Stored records
■ ■ ■ ■ ■

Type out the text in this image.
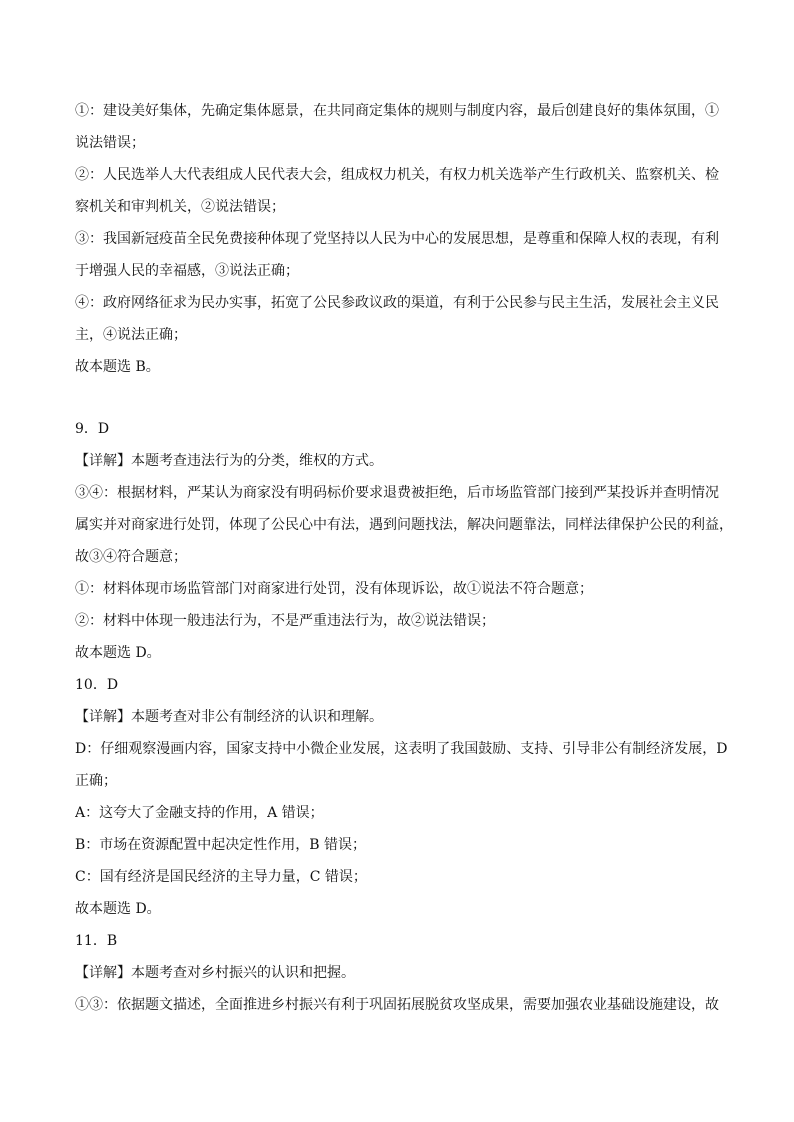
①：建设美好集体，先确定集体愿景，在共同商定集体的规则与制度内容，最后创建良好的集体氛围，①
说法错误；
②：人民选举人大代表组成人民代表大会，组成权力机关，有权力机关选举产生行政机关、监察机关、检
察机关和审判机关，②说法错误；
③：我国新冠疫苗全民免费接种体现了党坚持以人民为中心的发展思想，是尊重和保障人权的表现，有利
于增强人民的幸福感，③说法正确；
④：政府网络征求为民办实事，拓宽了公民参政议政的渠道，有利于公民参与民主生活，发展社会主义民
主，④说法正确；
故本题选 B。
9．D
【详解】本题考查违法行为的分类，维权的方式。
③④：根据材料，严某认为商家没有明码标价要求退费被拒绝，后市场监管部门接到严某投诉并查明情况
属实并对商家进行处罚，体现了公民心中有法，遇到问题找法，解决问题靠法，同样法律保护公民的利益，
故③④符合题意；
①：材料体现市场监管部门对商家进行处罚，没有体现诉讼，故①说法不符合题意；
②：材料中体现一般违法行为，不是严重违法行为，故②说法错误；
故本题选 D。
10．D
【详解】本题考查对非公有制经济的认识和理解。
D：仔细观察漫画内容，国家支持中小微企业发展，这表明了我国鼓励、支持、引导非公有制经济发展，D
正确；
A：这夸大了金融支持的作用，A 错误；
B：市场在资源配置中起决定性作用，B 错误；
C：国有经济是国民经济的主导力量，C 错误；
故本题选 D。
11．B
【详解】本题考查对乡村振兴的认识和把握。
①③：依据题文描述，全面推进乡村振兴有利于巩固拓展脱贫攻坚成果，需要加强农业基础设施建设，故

■ ■ ■ ■ ■

■ What to produce ■
Leave the pictures out, and print every line of the listing exactly as written.

■ Expected output ■
Type out the text in this image.
①：建设美好集体，先确定集体愿景，在共同商定集体的规则与制度内容，最后创建良好的集体氛围，①
说法错误；
②：人民选举人大代表组成人民代表大会，组成权力机关，有权力机关选举产生行政机关、监察机关、检
察机关和审判机关，②说法错误；
③：我国新冠疫苗全民免费接种体现了党坚持以人民为中心的发展思想，是尊重和保障人权的表现，有利
于增强人民的幸福感，③说法正确；
④：政府网络征求为民办实事，拓宽了公民参政议政的渠道，有利于公民参与民主生活，发展社会主义民
主，④说法正确；
故本题选 B。
9．D
【详解】本题考查违法行为的分类，维权的方式。
③④：根据材料，严某认为商家没有明码标价要求退费被拒绝，后市场监管部门接到严某投诉并查明情况
属实并对商家进行处罚，体现了公民心中有法，遇到问题找法，解决问题靠法，同样法律保护公民的利益，
故③④符合题意；
①：材料体现市场监管部门对商家进行处罚，没有体现诉讼，故①说法不符合题意；
②：材料中体现一般违法行为，不是严重违法行为，故②说法错误；
故本题选 D。
10．D
【详解】本题考查对非公有制经济的认识和理解。
D：仔细观察漫画内容，国家支持中小微企业发展，这表明了我国鼓励、支持、引导非公有制经济发展，D
正确；
A：这夸大了金融支持的作用，A 错误；
B：市场在资源配置中起决定性作用，B 错误；
C：国有经济是国民经济的主导力量，C 错误；
故本题选 D。
11．B
【详解】本题考查对乡村振兴的认识和把握。
①③：依据题文描述，全面推进乡村振兴有利于巩固拓展脱贫攻坚成果，需要加强农业基础设施建设，故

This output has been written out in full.